Set task
Copy every line, leaving nothing out and adding nothing.

* START Material supplied *

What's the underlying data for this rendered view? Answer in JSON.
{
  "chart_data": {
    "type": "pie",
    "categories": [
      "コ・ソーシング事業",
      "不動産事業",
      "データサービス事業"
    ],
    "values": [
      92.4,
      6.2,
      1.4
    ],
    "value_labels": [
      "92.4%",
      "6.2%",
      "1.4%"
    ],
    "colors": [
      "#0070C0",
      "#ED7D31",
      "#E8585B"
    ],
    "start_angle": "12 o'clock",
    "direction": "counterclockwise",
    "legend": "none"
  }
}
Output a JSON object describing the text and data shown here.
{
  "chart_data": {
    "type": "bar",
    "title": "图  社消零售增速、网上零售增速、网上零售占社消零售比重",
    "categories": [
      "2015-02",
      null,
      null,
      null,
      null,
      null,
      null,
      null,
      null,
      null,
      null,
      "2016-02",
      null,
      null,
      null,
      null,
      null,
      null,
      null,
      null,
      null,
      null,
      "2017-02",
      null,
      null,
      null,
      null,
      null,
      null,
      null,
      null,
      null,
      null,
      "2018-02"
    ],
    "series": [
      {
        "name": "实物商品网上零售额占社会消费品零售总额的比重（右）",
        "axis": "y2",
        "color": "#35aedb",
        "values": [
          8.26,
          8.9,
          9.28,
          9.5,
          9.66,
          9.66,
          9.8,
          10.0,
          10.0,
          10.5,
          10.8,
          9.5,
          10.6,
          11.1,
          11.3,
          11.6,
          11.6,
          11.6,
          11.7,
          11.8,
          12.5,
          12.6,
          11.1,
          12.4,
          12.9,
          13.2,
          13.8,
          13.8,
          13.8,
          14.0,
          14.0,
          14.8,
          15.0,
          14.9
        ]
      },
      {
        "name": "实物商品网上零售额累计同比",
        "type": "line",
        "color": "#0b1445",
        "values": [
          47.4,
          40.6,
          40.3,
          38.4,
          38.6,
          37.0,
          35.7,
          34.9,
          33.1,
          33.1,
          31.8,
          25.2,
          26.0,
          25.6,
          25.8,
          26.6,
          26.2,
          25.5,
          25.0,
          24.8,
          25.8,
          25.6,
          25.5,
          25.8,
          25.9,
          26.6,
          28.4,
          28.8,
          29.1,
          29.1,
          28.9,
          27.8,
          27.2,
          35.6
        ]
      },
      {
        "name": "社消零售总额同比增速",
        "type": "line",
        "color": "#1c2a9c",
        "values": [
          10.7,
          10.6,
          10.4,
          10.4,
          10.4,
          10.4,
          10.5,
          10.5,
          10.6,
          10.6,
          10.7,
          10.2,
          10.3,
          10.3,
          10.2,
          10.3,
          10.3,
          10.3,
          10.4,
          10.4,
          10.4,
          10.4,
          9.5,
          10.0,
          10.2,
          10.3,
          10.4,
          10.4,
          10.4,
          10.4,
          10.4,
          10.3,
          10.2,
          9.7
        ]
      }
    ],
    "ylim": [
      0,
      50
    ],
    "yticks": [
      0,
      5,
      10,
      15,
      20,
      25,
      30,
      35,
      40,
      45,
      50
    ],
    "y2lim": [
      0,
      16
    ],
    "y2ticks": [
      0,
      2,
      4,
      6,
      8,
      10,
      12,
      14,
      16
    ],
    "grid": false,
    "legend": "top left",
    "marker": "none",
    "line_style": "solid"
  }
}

* END Material supplied *

Output
What's the underlying data for this rendered view? Answer in JSON.
{
  "chart_data": {
    "type": "pie",
    "categories": [
      "コ・ソーシング事業",
      "不動産事業",
      "データサービス事業"
    ],
    "values": [
      92.4,
      6.2,
      1.4
    ],
    "value_labels": [
      "92.4%",
      "6.2%",
      "1.4%"
    ],
    "colors": [
      "#0070C0",
      "#ED7D31",
      "#E8585B"
    ],
    "start_angle": "12 o'clock",
    "direction": "counterclockwise",
    "legend": "none"
  }
}
Output a JSON object describing the text and data shown here.
{
  "chart_data": {
    "type": "bar",
    "title": "图  社消零售增速、网上零售增速、网上零售占社消零售比重",
    "categories": [
      "2015-02",
      null,
      null,
      null,
      null,
      null,
      null,
      null,
      null,
      null,
      null,
      "2016-02",
      null,
      null,
      null,
      null,
      null,
      null,
      null,
      null,
      null,
      null,
      "2017-02",
      null,
      null,
      null,
      null,
      null,
      null,
      null,
      null,
      null,
      null,
      "2018-02"
    ],
    "series": [
      {
        "name": "实物商品网上零售额占社会消费品零售总额的比重（右）",
        "axis": "y2",
        "color": "#35aedb",
        "values": [
          8.26,
          8.9,
          9.28,
          9.5,
          9.66,
          9.66,
          9.8,
          10.0,
          10.0,
          10.5,
          10.8,
          9.5,
          10.6,
          11.1,
          11.3,
          11.6,
          11.6,
          11.6,
          11.7,
          11.8,
          12.5,
          12.6,
          11.1,
          12.4,
          12.9,
          13.2,
          13.8,
          13.8,
          13.8,
          14.0,
          14.0,
          14.8,
          15.0,
          14.9
        ]
      },
      {
        "name": "实物商品网上零售额累计同比",
        "type": "line",
        "color": "#0b1445",
        "values": [
          47.4,
          40.6,
          40.3,
          38.4,
          38.6,
          37.0,
          35.7,
          34.9,
          33.1,
          33.1,
          31.8,
          25.2,
          26.0,
          25.6,
          25.8,
          26.6,
          26.2,
          25.5,
          25.0,
          24.8,
          25.8,
          25.6,
          25.5,
          25.8,
          25.9,
          26.6,
          28.4,
          28.8,
          29.1,
          29.1,
          28.9,
          27.8,
          27.2,
          35.6
        ]
      },
      {
        "name": "社消零售总额同比增速",
        "type": "line",
        "color": "#1c2a9c",
        "values": [
          10.7,
          10.6,
          10.4,
          10.4,
          10.4,
          10.4,
          10.5,
          10.5,
          10.6,
          10.6,
          10.7,
          10.2,
          10.3,
          10.3,
          10.2,
          10.3,
          10.3,
          10.3,
          10.4,
          10.4,
          10.4,
          10.4,
          9.5,
          10.0,
          10.2,
          10.3,
          10.4,
          10.4,
          10.4,
          10.4,
          10.4,
          10.3,
          10.2,
          9.7
        ]
      }
    ],
    "ylim": [
      0,
      50
    ],
    "yticks": [
      0,
      5,
      10,
      15,
      20,
      25,
      30,
      35,
      40,
      45,
      50
    ],
    "y2lim": [
      0,
      16
    ],
    "y2ticks": [
      0,
      2,
      4,
      6,
      8,
      10,
      12,
      14,
      16
    ],
    "grid": false,
    "legend": "top left",
    "marker": "none",
    "line_style": "solid"
  }
}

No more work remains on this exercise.